* [Activity]
Reproduce, without changing a word, the portion of the split-level home text between "Give the stairs" and "the current one.", inclusive.

* [Source document]
========================================

Our research echoes that decks are worth 65% more than they were pre-pandemic. Post-vaccine, a deck adds an average $7,014 to a home, compared to the $4,252 that the feature added in value prior to COVID-19 as homeowners focus their attention on the outdoors.
Add windows to increase light
One of the drawbacks of split-level homes is that with so many walls and separated spaces, you won’t see as much natural light. If your budget allows, you might consider having a skylight installed, which can cost anywhere from $958 to $2,403. A less expensive option is to install more light fixtures to brighten up shadowy spaces. Peters also recommends brightening things up by using a light shade of interior paint and installing new, light-colored carpeting or rugs.
Play up the bargain factor
Because split-level homes tend to have a lower appraised value, they can be more appealing to buyers because they can get the same livable square footage for a lower purchase price, says Wright, who is currently halfway through remodeling a split-level home that he purchased as an investment property. “As an investor, I like split-level homes because I can purchase them at a lower price point while charging the same rental rates as other homes with similar livable square footage,” he explains. A first-time or budget buyer may also appreciate a split-level’s lower price point.
Give the stairs a refresh
You can’t get around it: Split-level homes require traversing multiple sets of stairs — but you can use those staircases to enhance your home’s aesthetic by adding a modern flair. For example, you might replace dated wood spindles with wrought-iron spindles, paint or stain wood steps, add a decorative banister, or paint the current one.
Spruce up your landscaping
According to HomeLight research, well-landscaped homes can net up to a 10% higher sales price. If the landscaping of your split-level home is lackluster, invest some money into sprucing it up. Trim the surrounding bushes and trees, mow and edge the lawn, add fresh mulch, brighten the entry with colorful flowers in planters, and consider adding some outdoor lighting to showcase all your hard work.

========================================

* [Data]
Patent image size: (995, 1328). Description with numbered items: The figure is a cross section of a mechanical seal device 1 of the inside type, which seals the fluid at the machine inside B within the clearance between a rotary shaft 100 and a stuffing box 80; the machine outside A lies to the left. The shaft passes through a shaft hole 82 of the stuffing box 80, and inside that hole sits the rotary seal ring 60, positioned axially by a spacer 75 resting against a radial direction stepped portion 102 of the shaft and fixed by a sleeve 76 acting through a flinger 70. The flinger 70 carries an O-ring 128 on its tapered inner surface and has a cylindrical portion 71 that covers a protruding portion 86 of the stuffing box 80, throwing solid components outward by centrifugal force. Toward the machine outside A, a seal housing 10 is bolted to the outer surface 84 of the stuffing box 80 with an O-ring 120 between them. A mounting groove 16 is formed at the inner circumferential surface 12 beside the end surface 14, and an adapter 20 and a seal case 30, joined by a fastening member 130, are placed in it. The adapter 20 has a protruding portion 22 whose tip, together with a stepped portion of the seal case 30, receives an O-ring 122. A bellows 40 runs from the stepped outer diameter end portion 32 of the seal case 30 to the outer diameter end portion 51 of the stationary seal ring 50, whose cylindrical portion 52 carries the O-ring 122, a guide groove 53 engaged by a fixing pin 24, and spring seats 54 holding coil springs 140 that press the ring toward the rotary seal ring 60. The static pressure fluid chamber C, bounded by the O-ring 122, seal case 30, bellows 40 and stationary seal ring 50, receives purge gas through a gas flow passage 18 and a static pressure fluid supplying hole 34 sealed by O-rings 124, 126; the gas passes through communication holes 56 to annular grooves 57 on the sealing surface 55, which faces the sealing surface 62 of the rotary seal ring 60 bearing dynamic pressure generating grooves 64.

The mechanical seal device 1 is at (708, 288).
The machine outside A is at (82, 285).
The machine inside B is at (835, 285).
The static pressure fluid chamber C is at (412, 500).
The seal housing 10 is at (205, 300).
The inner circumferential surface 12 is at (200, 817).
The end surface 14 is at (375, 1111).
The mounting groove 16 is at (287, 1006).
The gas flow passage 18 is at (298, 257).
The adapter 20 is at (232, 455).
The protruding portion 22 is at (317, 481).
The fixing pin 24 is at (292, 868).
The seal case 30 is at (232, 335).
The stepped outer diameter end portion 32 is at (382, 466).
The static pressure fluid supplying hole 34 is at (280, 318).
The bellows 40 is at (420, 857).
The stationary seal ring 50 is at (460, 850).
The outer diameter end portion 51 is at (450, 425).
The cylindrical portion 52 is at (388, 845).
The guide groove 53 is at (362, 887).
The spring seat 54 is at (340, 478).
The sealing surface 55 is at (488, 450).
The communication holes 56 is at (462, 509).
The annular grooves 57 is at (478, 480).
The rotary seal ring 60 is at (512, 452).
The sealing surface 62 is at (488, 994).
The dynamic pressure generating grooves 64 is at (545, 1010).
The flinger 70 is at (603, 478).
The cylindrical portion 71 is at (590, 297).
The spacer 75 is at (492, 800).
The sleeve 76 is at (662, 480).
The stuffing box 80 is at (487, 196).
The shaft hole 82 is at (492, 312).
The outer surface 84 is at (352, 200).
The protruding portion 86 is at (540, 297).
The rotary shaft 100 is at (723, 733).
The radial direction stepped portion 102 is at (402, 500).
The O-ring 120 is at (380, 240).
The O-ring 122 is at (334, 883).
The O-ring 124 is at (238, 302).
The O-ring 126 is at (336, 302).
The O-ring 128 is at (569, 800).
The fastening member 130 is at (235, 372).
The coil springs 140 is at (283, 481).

========================================

* [Output]
Give the stairs a refresh
You can’t get around it: Split-level homes require traversing multiple sets of stairs — but you can use those staircases to enhance your home’s aesthetic by adding a modern flair. For example, you might replace dated wood spindles with wrought-iron spindles, paint or stain wood steps, add a decorative banister, or paint the current one.